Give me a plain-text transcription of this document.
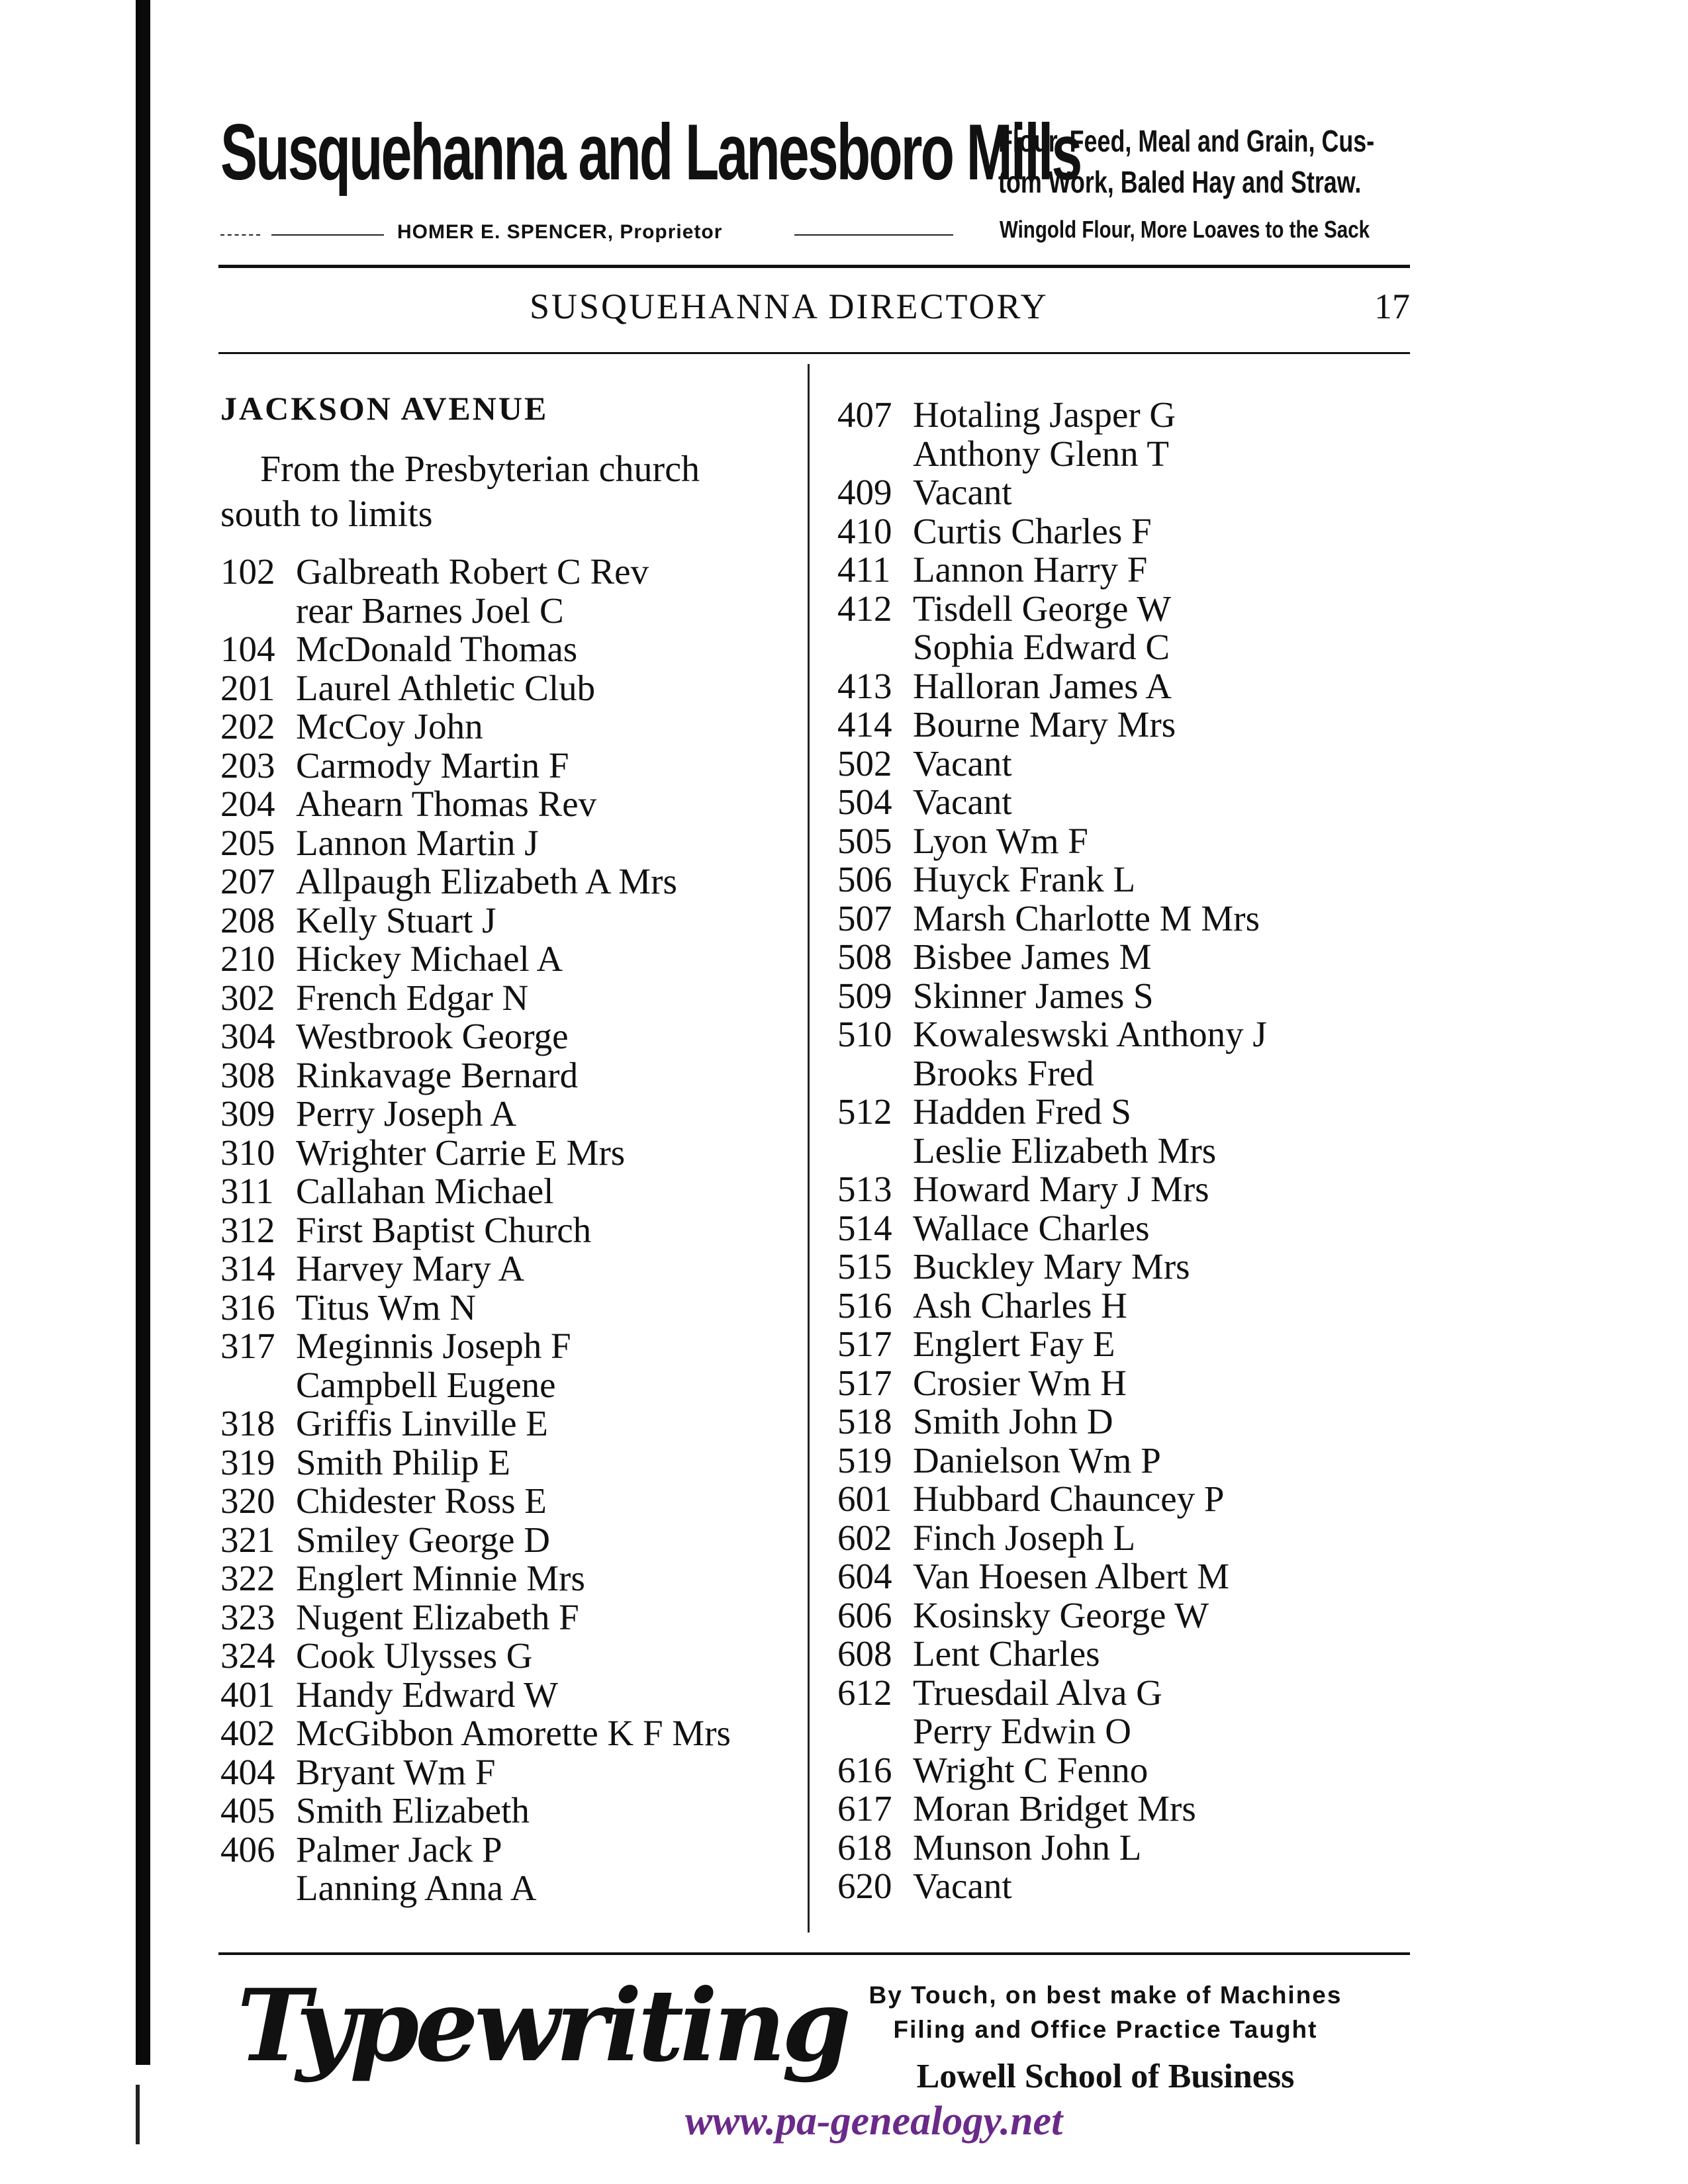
Susquehanna and Lanesboro Mills
Flour, Feed, Meal and Grain, Cus-
tom Work, Baled Hay and Straw.
HOMER E. SPENCER, Proprietor	Wingold Flour, More Loaves to the Sack
SUSQUEHANNA DIRECTORY	17
JACKSON AVENUE
From the Presbyterian church
south to limits
102 Galbreath Robert C Rev
rear Barnes Joel C
104 McDonald Thomas
201 Laurel Athletic Club
202 McCoy John
203 Carmody Martin F
204 Ahearn Thomas Rev
205 Lannon Martin J
207 Allpaugh Elizabeth A Mrs
208 Kelly Stuart J
210 Hickey Michael A
302 French Edgar N
304 Westbrook George
308 Rinkavage Bernard
309 Perry Joseph A
310 Wrighter Carrie E Mrs
311 Callahan Michael
312 First Baptist Church
314 Harvey Mary A
316 Titus Wm N
317 Meginnis Joseph F
Campbell Eugene
318 Griffis Linville E
319 Smith Philip E
320 Chidester Ross E
321 Smiley George D
322 Englert Minnie Mrs
323 Nugent Elizabeth F
324 Cook Ulysses G
401 Handy Edward W
402 McGibbon Amorette K F Mrs
404 Bryant Wm F
405 Smith Elizabeth
406 Palmer Jack P
Lanning Anna A
407 Hotaling Jasper G
Anthony Glenn T
409 Vacant
410 Curtis Charles F
411 Lannon Harry F
412 Tisdell George W
Sophia Edward C
413 Halloran James A
414 Bourne Mary Mrs
502 Vacant
504 Vacant
505 Lyon Wm F
506 Huyck Frank L
507 Marsh Charlotte M Mrs
508 Bisbee James M
509 Skinner James S
510 Kowaleswski Anthony J
Brooks Fred
512 Hadden Fred S
Leslie Elizabeth Mrs
513 Howard Mary J Mrs
514 Wallace Charles
515 Buckley Mary Mrs
516 Ash Charles H
517 Englert Fay E
517 Crosier Wm H
518 Smith John D
519 Danielson Wm P
601 Hubbard Chauncey P
602 Finch Joseph L
604 Van Hoesen Albert M
606 Kosinsky George W
608 Lent Charles
612 Truesdail Alva G
Perry Edwin O
616 Wright C Fenno
617 Moran Bridget Mrs
618 Munson John L
620 Vacant
Typewriting By Touch, on best make of Machines
Filing and Office Practice Taught
Lowell School of Business
www.pa-genealogy.net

■ **To do**
Working from the lines above, reproduce the material exactly and exclude its pictures.

■ **Completed exercise**
Give me a plain-text transcription of this document.
Susquehanna and Lanesboro Mills
Flour, Feed, Meal and Grain, Cus-
tom Work, Baled Hay and Straw.
HOMER E. SPENCER, Proprietor	Wingold Flour, More Loaves to the Sack
SUSQUEHANNA DIRECTORY	17
JACKSON AVENUE
From the Presbyterian church
south to limits
102 Galbreath Robert C Rev
rear Barnes Joel C
104 McDonald Thomas
201 Laurel Athletic Club
202 McCoy John
203 Carmody Martin F
204 Ahearn Thomas Rev
205 Lannon Martin J
207 Allpaugh Elizabeth A Mrs
208 Kelly Stuart J
210 Hickey Michael A
302 French Edgar N
304 Westbrook George
308 Rinkavage Bernard
309 Perry Joseph A
310 Wrighter Carrie E Mrs
311 Callahan Michael
312 First Baptist Church
314 Harvey Mary A
316 Titus Wm N
317 Meginnis Joseph F
Campbell Eugene
318 Griffis Linville E
319 Smith Philip E
320 Chidester Ross E
321 Smiley George D
322 Englert Minnie Mrs
323 Nugent Elizabeth F
324 Cook Ulysses G
401 Handy Edward W
402 McGibbon Amorette K F Mrs
404 Bryant Wm F
405 Smith Elizabeth
406 Palmer Jack P
Lanning Anna A
407 Hotaling Jasper G
Anthony Glenn T
409 Vacant
410 Curtis Charles F
411 Lannon Harry F
412 Tisdell George W
Sophia Edward C
413 Halloran James A
414 Bourne Mary Mrs
502 Vacant
504 Vacant
505 Lyon Wm F
506 Huyck Frank L
507 Marsh Charlotte M Mrs
508 Bisbee James M
509 Skinner James S
510 Kowaleswski Anthony J
Brooks Fred
512 Hadden Fred S
Leslie Elizabeth Mrs
513 Howard Mary J Mrs
514 Wallace Charles
515 Buckley Mary Mrs
516 Ash Charles H
517 Englert Fay E
517 Crosier Wm H
518 Smith John D
519 Danielson Wm P
601 Hubbard Chauncey P
602 Finch Joseph L
604 Van Hoesen Albert M
606 Kosinsky George W
608 Lent Charles
612 Truesdail Alva G
Perry Edwin O
616 Wright C Fenno
617 Moran Bridget Mrs
618 Munson John L
620 Vacant
Typewriting By Touch, on best make of Machines
Filing and Office Practice Taught
Lowell School of Business
www.pa-genealogy.net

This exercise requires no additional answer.